Brano di testo:

○ ○ ○ ○ ○ ○ ○

Uno stile prosciugato, snello, filiforme, a volte sospeso nel vuoto, a volte abbracciato ad una coralità ricca di imprevisti e sorprese, dà corpo ad un racconto lungo che si distingue nettamente per la sua forza emotiva e per la sua precisione nel dirsi.
Il gioco sontuoso degli episodi, che si sviluppano e si propongono con grande semplicità nella loro quotidianità rinnovata, fa si che la lettura scorra senza intoppi e l’unità del dettato rimanga integro nel suo sviluppo.
E’ qui la vita del giovane “Tonino”, che si sciorina senza alcuna remora attraverso la voce narrante, che potrebbe essere anche la sua stessa voce.
Tutto quel che accade in questa provincia multicolore, illuminata dal sole, dal banale vuoto esistenziale di una gioventù abbagliata all’impegno sociale della stessa gioventù, stanca di aggrapparsi al “muretto” delle illusioni, è qui proposto con la malinconia del distacco, rappresentata positivamente dal gioco dei giorni o dal sempre attento motivo della memoria.
Un’ esperienza umana nel ritmo caleidoscopico del mediterraneo.

○ ○ ○ ○ ○ ○ ○

Esercizi:
1. Nel brano sul racconto di Tonino, in quale ritmo viene collocata l'esperienza umana descritta?
2. Prosegua il brano sul racconto di Tonino dopo la sua ultima frase.

Righe:

○ ○ ○ ○ ○ ○ ○

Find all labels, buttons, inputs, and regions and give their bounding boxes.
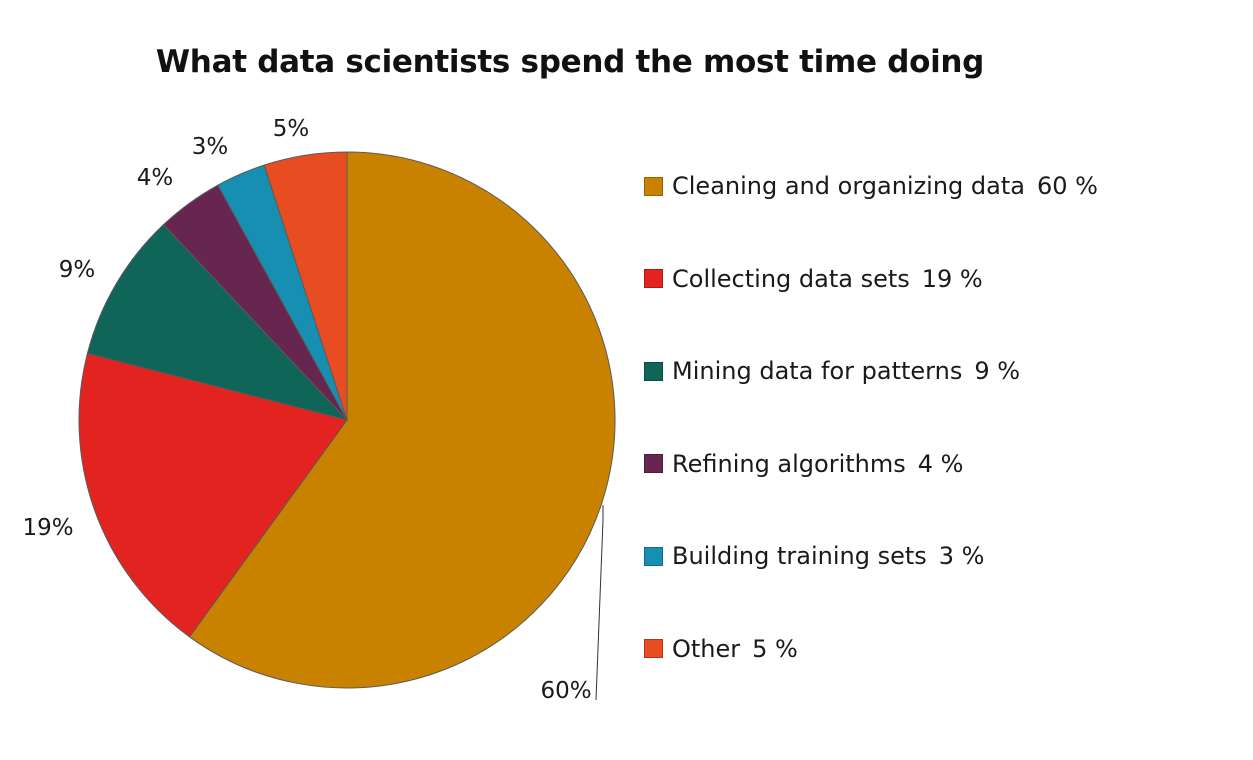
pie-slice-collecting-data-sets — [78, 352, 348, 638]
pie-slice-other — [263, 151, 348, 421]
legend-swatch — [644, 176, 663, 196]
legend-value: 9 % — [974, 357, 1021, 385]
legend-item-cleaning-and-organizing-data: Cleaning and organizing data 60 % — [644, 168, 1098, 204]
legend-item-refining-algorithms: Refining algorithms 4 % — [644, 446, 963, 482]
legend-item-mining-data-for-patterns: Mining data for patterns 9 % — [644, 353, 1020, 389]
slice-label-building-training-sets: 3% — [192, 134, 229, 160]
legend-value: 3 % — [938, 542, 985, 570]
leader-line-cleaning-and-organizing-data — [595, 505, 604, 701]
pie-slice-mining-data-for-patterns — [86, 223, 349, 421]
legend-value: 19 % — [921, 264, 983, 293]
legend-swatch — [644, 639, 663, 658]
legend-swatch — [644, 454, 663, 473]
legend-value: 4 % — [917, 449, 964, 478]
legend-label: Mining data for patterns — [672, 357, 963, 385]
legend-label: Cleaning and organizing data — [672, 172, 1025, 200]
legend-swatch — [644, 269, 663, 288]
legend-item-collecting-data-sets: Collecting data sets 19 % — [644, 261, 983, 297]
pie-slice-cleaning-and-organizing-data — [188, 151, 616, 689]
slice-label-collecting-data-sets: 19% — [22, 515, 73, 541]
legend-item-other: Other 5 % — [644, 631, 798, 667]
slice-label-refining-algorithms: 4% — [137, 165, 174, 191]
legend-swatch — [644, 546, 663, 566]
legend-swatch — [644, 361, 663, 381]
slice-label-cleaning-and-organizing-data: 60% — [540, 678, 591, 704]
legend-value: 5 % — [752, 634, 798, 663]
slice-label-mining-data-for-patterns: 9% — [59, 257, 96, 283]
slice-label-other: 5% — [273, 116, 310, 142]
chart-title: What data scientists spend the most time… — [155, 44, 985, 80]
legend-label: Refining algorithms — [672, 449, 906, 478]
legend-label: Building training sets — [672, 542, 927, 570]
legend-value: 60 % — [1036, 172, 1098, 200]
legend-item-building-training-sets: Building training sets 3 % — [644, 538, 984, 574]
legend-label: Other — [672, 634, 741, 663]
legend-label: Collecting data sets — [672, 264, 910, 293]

○ ○ ○ ○ ○ ○ ○

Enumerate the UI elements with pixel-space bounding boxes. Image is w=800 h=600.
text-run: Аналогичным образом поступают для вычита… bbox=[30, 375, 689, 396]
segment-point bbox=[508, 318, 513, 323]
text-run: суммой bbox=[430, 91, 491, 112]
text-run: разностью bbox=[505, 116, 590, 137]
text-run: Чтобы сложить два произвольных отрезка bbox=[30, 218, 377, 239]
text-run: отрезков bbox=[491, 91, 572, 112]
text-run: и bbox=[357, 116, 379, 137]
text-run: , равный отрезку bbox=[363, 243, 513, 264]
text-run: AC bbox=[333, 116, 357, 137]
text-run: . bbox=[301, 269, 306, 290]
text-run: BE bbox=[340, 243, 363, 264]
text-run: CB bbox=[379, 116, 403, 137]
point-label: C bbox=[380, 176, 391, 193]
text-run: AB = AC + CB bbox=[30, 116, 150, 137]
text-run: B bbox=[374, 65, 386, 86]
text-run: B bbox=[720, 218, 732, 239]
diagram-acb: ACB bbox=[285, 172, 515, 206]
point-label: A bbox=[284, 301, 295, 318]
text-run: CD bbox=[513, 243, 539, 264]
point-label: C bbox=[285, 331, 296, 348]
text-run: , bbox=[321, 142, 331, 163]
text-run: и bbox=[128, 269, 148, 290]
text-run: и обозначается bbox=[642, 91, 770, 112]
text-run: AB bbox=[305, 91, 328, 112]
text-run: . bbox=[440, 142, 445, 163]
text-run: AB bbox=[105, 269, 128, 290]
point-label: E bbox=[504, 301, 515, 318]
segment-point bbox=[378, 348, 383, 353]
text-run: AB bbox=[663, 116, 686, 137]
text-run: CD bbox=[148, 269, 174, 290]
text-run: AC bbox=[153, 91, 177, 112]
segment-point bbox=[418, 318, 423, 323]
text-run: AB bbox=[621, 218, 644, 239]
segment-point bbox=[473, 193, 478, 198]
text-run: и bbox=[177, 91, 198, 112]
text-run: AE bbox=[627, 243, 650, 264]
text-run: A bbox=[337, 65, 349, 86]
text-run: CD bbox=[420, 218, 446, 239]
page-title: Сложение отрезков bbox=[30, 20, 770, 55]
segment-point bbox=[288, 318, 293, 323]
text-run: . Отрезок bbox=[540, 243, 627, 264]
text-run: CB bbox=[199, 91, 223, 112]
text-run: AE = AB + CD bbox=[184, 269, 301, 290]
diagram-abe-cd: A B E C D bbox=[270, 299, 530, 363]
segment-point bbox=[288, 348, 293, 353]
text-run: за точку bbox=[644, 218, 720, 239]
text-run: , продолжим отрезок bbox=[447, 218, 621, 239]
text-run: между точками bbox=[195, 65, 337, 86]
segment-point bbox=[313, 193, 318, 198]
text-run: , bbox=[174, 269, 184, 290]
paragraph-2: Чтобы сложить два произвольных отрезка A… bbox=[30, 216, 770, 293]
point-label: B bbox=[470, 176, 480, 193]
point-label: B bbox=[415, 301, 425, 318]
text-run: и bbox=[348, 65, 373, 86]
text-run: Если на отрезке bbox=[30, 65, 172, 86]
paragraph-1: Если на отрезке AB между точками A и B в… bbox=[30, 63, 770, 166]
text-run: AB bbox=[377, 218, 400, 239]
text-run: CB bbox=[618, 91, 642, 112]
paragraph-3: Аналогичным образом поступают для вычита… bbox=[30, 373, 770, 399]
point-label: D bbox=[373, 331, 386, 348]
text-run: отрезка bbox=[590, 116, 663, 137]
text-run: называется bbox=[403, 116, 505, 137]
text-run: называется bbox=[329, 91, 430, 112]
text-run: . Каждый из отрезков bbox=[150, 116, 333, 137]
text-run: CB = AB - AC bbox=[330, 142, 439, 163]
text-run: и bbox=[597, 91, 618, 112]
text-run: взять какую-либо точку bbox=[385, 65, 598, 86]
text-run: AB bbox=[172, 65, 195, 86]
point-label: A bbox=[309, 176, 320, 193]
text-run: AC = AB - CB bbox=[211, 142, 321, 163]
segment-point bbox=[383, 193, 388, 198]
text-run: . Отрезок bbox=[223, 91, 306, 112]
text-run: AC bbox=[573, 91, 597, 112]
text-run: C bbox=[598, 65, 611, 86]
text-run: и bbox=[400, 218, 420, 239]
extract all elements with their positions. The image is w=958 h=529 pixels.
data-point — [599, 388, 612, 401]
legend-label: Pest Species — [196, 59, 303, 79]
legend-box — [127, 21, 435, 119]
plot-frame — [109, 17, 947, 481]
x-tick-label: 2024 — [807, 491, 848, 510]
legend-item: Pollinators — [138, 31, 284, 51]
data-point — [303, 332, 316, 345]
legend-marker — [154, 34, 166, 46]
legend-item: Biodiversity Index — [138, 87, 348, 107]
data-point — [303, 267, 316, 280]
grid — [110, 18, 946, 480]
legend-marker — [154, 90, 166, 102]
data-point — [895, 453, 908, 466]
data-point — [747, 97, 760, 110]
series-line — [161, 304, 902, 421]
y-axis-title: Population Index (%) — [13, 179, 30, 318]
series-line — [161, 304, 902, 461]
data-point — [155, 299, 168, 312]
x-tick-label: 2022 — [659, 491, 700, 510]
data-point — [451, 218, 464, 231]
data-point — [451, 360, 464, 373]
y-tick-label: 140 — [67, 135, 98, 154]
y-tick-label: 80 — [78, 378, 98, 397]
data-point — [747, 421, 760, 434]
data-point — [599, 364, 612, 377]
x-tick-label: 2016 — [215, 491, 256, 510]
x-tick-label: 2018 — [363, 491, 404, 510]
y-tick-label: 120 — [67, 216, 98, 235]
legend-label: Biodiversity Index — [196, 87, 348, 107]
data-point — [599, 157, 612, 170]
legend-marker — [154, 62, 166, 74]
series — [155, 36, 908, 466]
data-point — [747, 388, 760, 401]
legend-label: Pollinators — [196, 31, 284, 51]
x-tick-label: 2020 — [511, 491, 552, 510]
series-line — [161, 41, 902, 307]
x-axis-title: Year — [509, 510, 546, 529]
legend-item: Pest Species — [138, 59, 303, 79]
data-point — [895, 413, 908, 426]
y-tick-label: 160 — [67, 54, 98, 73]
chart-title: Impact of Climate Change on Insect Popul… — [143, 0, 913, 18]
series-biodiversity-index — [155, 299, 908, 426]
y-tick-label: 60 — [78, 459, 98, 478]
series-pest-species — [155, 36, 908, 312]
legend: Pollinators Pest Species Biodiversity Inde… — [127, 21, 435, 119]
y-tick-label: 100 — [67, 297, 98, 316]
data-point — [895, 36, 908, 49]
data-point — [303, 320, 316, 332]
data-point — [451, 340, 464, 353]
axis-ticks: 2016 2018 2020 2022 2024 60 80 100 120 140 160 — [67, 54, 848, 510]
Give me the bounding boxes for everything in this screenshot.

○ ○ ○ ○ ○ ○ ○

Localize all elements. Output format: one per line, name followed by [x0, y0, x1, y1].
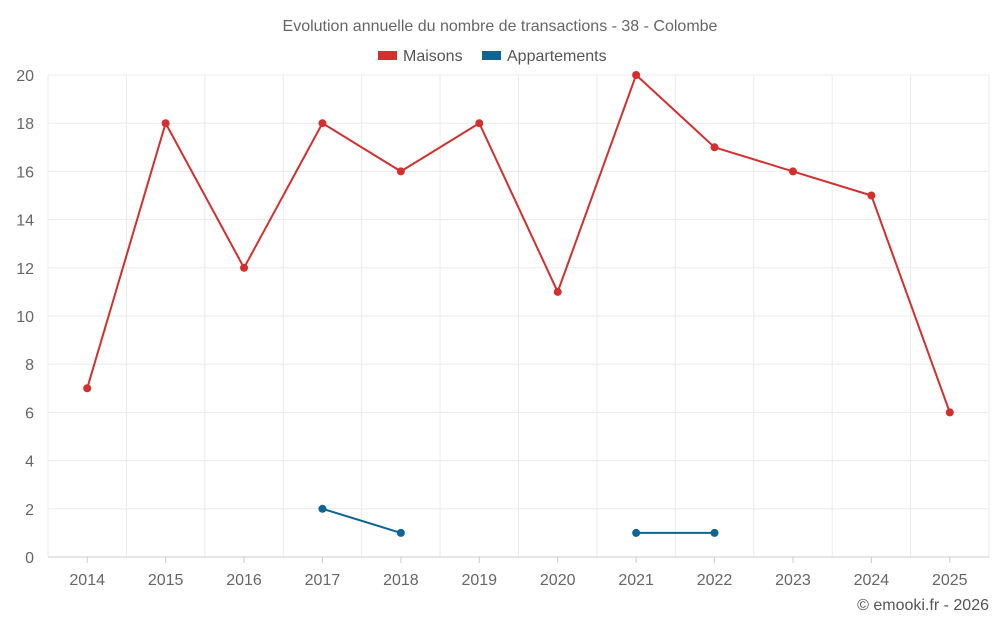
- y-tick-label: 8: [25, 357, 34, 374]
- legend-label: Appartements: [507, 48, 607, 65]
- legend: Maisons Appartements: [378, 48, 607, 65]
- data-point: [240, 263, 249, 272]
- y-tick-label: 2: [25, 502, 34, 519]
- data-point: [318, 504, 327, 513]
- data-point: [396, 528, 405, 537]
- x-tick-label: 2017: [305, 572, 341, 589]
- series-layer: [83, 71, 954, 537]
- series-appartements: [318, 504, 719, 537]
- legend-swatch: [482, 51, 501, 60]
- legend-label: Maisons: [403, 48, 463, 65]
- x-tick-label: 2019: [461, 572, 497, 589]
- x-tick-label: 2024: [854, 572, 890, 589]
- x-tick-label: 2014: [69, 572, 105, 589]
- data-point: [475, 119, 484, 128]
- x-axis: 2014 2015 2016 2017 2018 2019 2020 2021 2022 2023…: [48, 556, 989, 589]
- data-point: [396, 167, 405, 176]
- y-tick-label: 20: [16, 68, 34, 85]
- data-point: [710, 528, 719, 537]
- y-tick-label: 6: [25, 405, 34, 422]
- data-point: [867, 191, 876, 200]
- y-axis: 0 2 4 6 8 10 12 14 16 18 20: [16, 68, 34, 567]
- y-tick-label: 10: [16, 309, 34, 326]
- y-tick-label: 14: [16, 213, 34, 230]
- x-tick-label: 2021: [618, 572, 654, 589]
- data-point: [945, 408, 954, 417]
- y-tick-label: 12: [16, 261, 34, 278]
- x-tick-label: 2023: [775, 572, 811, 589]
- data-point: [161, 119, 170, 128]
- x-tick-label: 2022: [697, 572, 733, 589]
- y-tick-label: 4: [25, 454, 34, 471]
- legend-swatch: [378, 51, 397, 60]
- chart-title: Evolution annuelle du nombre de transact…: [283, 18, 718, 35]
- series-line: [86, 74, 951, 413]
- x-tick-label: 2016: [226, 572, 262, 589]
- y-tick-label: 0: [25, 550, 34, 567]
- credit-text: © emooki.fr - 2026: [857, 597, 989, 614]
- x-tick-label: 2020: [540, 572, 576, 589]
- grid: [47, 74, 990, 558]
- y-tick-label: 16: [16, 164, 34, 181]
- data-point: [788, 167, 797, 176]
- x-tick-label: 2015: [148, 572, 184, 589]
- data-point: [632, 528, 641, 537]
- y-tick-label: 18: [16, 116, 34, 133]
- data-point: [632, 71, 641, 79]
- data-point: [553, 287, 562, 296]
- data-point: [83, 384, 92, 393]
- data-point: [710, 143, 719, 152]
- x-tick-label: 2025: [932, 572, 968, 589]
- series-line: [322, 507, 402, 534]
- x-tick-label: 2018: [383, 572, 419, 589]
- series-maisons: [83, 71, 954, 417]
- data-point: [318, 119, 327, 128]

○ ○ ○ ○ ○ ○ ○

Risposte attese:
1. Nel ritmo caleidoscopico del mediterraneo.

2.
“Nei momenti di forte malinconia depressiva ricorreva ai molti palliativi. Il primo della lista era il caffè. Si, va bene, il lettore del Nord penserà al solito armamentario del napoletano da vendere con il paccotto ai turisti. Invece chi ha vissuto almeno un poco a Napoli o nella sua Provincia sa benissimo che effettivamente questa strana sostanza fa parte della nostra vita: davanti ad un caffè si sono decisi amori, si sono rafforzate alleanze camorristiche, si sono rinsaldate amicizie politiche…”
In contrasto si accenna con estremo garbo a sospetti politici che svolazzano nella mente attonita del protagonista:
“Come mai al cittadino medio non interessa che gli stanno fottendo i soldi con lavori pubblici finti, mentre la sua eccitata fantasia è mossa solo dalla conoscenza dei particolari dell’ultima tragedia che può accadere? Tonino questo rilievo pseudo-culturale se lo era sempre spiegato con l’incapacità di molti di metabolizzare l’idea della morte…”
“Di politica Tonino non vedeva proprio l’ombra. Gli sembrava – quella strana adunanza – solo un modo per passare in maniera diversa il pomeriggio di un giorno di tarda primavera…”
L’uso espressivo della metafora, il crogiolarsi fra le parole inutili dei compagni, il rinnovare con acredine il dolore dei giorni perduti, l’azione esplorativa di una mente ancora giovane alla ricerca di una realizzazione estetica ed umana, sono le apprezzabili iridescenze di questo volume.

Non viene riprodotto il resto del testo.